Problem details: Pull every line containing "text" out of the material below.

+++ Data supplied

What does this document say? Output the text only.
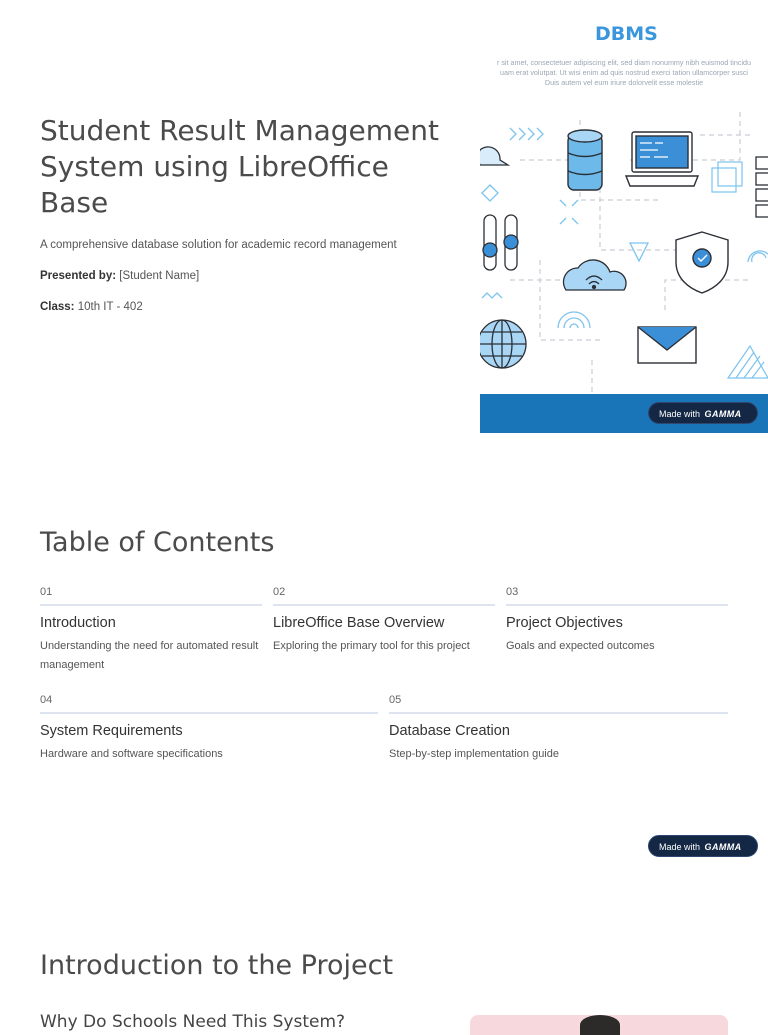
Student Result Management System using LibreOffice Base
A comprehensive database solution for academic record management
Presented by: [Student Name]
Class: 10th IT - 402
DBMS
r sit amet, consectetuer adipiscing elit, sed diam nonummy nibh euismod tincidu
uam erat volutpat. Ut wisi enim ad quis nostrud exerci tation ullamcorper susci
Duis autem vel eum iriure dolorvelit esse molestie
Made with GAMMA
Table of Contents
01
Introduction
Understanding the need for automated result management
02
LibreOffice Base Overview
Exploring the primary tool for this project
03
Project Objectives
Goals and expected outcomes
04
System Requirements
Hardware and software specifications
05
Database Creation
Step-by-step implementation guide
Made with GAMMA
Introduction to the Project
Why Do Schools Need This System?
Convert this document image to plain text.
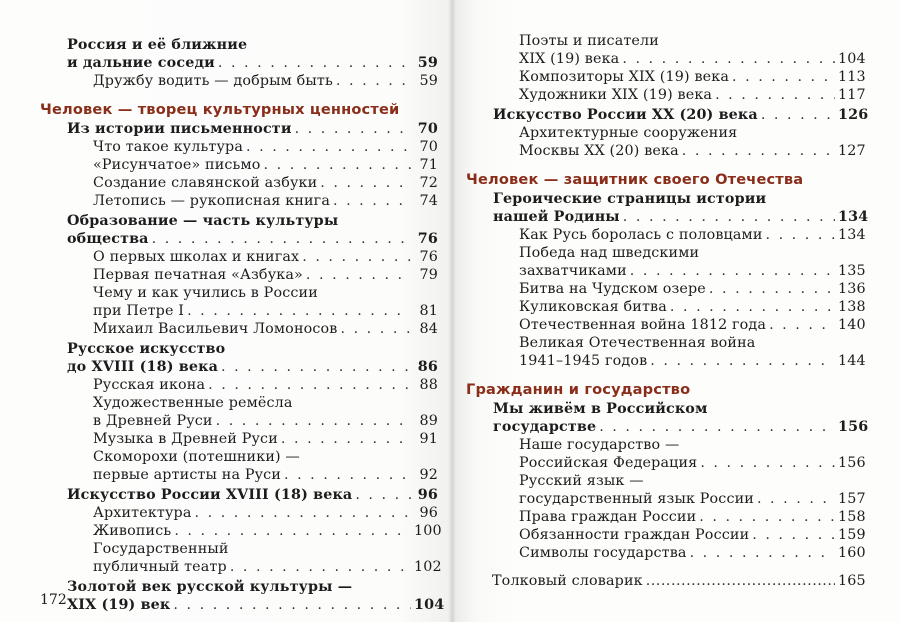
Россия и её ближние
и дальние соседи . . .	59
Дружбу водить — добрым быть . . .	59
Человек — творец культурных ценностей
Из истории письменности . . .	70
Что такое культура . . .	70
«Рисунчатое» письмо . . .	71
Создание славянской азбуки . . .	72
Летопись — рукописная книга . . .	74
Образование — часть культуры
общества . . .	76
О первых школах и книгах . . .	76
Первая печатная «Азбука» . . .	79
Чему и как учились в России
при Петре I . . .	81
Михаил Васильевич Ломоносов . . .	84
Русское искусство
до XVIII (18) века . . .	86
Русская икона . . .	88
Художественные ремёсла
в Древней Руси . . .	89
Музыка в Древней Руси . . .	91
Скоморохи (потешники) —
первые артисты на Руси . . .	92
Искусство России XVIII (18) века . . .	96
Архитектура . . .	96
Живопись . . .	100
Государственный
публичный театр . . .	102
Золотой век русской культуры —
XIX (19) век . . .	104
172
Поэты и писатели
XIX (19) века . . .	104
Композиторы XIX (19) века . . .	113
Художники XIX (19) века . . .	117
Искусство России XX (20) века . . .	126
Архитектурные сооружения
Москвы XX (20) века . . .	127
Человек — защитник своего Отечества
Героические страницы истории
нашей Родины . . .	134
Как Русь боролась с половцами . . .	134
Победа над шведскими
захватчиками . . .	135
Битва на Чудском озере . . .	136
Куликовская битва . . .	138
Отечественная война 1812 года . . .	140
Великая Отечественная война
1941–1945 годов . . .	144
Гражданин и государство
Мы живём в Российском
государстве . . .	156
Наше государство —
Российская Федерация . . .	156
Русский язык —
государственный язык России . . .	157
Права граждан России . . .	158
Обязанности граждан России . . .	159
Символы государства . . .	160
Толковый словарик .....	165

++++++

Answer for this exercise:
What does this document say? Output the text only.
Convert this document image to plain text.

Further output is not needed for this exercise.